§ 给定原文
由于我做的是一维数据识别，需要将代码改为一维，和修改数据读入。

修改下面部分即可改变网络结构，由于电脑显卡太差，原论文中的结构会因为显存不够而报错。

def Dense_net(self, input_x):
        x = conv_layer(input_x, filter=2 * self.filters, kernel=[1, 7], stride=2, layer_name='conv0')#卷积
        x = Max_Pooling(x, pool_size=[1, 3], stride=2)#最大池化

        for i in range(self.nb_blocks):
            # 6 -> 12 -> 48
            x = self.dense_block(input_x=x, nb_layers=2, layer_name='dense_' + str(i))
            x = self.transition_layer(x, scope='trans_' + str(i))

        """
        x = self.dense_block(input_x=x, nb_layers=6, layer_name='dense_1')
        x = self.transition_layer(x, scope='trans_1')

        x = self.dense_block(input_x=x, nb_layers=12, layer_name='dense_2')
        x = self.transition_layer(x, scope='trans_2')

        x = self.dense_block(input_x=x, nb_layers=48, layer_name='dense_3')
        x = self.transition_layer(x, scope='trans_3')
        """  

        x = self.dense_block(input_x=x, nb_layers=4, layer_name='dense_final')

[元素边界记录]
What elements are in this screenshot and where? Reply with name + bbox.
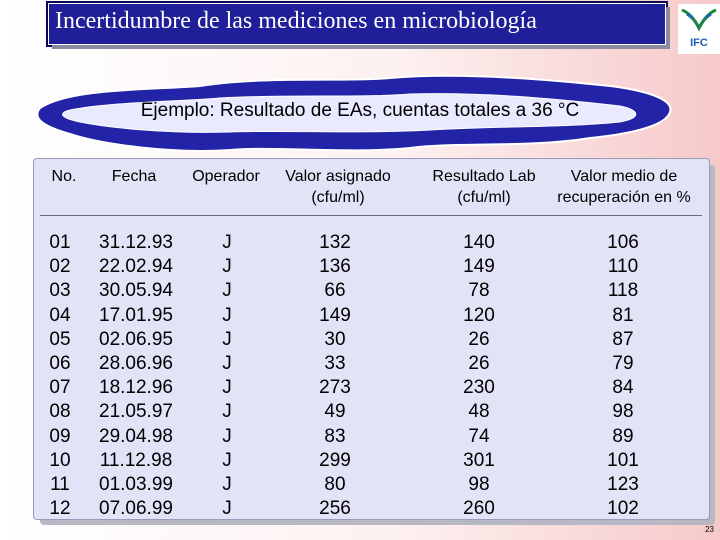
table-cell-fecha: 11.12.98 [99,449,173,471]
table-cell-resultado: 140 [463,232,495,253]
table-cell-no: 06 [49,352,71,374]
table-cell-valor: 33 [324,352,346,374]
table-cell-medio: 79 [612,352,634,374]
header-divider [40,215,702,216]
table-cell-fecha: 21.05.97 [99,401,173,423]
table-cell-medio: 123 [607,473,639,495]
column-fecha: 31.12.93 22.02.94 30.05.94 17.01.95 02.06.95… [94,231,178,521]
logo-text: IFC [690,37,708,49]
table-cell-no: 09 [49,425,71,447]
column-resultado-lab: 140 149 78 120 26 26 230 48 74 301 98 260 [444,231,514,521]
table-cell-medio: 89 [612,425,634,447]
table-cell-no: 01 [49,232,71,253]
table-cell-no: 10 [49,449,71,471]
table-cell-medio: 102 [607,498,639,520]
table-cell-fecha: 22.02.94 [99,256,173,278]
table-cell-fecha: 29.04.98 [99,425,173,447]
table-cell-operador: J [222,449,232,471]
table-cell-valor: 149 [319,304,351,326]
table-cell-fecha: 07.06.99 [99,498,173,520]
table-cell-resultado: 26 [468,328,490,350]
table-cell-fecha: 17.01.95 [99,304,173,326]
table-cell-medio: 101 [607,449,639,471]
table-cell-no: 11 [50,473,70,495]
table-cell-operador: J [222,377,232,399]
table-cell-valor: 80 [324,473,346,495]
slide-title-box: Incertidumbre de las mediciones en micro… [48,3,666,45]
header-valor-medio: Valor medio de recuperación en % [557,168,691,206]
table-cell-operador: J [222,352,232,374]
header-resultado-lab: Resultado Lab (cfu/ml) [432,168,536,206]
table-cell-operador: J [222,473,232,495]
table-cell-resultado: 74 [468,425,490,447]
table-cell-resultado: 78 [468,280,490,302]
table-cell-resultado: 98 [468,473,490,495]
table-cell-valor: 66 [324,280,346,302]
table-cell-resultado: 260 [463,498,495,520]
column-no: 01 02 03 04 05 06 07 08 09 10 11 12 [44,231,76,521]
header-valor-asignado: Valor asignado (cfu/ml) [285,168,391,206]
table-cell-no: 05 [49,328,71,350]
page-number: 23 [705,525,714,534]
table-cell-no: 03 [49,280,71,302]
table-cell-fecha: 28.06.96 [99,352,173,374]
table-cell-resultado: 301 [463,449,495,471]
table-cell-operador: J [222,304,232,326]
table-cell-medio: 87 [612,328,634,350]
table-cell-valor: 30 [324,328,346,350]
table-cell-operador: J [222,328,232,350]
table-cell-resultado: 149 [463,256,495,278]
table-cell-valor: 299 [319,449,351,471]
header-operador: Operador [192,168,260,185]
table-cell-no: 12 [49,498,71,520]
table-cell-valor: 256 [319,498,351,520]
subtitle: Ejemplo: Resultado de EAs, cuentas total… [140,100,580,121]
header-no: No. [51,168,77,185]
table-cell-valor: 273 [319,377,351,399]
subtitle-cloud-shape [36,74,672,152]
table-cell-resultado: 120 [463,304,495,326]
table-cell-no: 02 [49,256,71,278]
table-cell-fecha: 30.05.94 [99,280,173,302]
table-cell-valor: 49 [324,401,346,423]
ifc-logo: IFC [678,4,720,54]
table-cell-valor: 83 [324,425,346,447]
logo-arc-center [691,17,707,32]
table-panel [33,158,710,520]
table-cell-no: 08 [49,401,71,423]
table-cell-medio: 98 [612,401,634,423]
slide-title: Incertidumbre de las mediciones en micro… [55,8,537,34]
table-cell-operador: J [222,280,232,302]
table-cell-valor: 132 [319,232,351,253]
table-cell-operador: J [222,401,232,423]
table-cell-medio: 110 [607,256,639,278]
table-cell-fecha: 02.06.95 [99,328,173,350]
table-cell-fecha: 01.03.99 [99,473,173,495]
table-cell-resultado: 26 [468,352,490,374]
table-cell-fecha: 31.12.93 [99,232,173,253]
table-cell-medio: 81 [612,304,634,326]
table-cell-operador: J [222,425,232,447]
table-cell-operador: J [222,498,232,520]
table-cell-operador: J [222,232,232,253]
table-cell-valor: 136 [319,256,351,278]
column-valor-medio: 106 110 118 81 87 79 84 98 89 101 123 102 [588,231,658,521]
table-cell-resultado: 48 [468,401,490,423]
column-valor-asignado: 132 136 66 149 30 33 273 49 83 299 80 256 [300,231,370,521]
table-cell-no: 07 [49,377,71,399]
header-fecha: Fecha [111,168,157,185]
table-cell-no: 04 [49,304,71,326]
table-cell-medio: 84 [612,377,634,399]
table-cell-operador: J [222,256,232,278]
table-cell-medio: 118 [607,280,639,302]
cloud-inner [62,93,637,133]
table-cell-medio: 106 [607,232,639,253]
table-cell-resultado: 230 [463,377,495,399]
table-cell-fecha: 18.12.96 [99,377,173,399]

§ 练习题
根据上面的原文回答：
1. 作者做的是哪一类数据识别？
2. 采用原论文中的网络结构为什么会报错？
3. 最后一次调用 dense_block 时，nb_layers 设为多少？

§ 本题解答
1. 一维数据识别。
2. 电脑显卡太差，显存不够。
3. 4。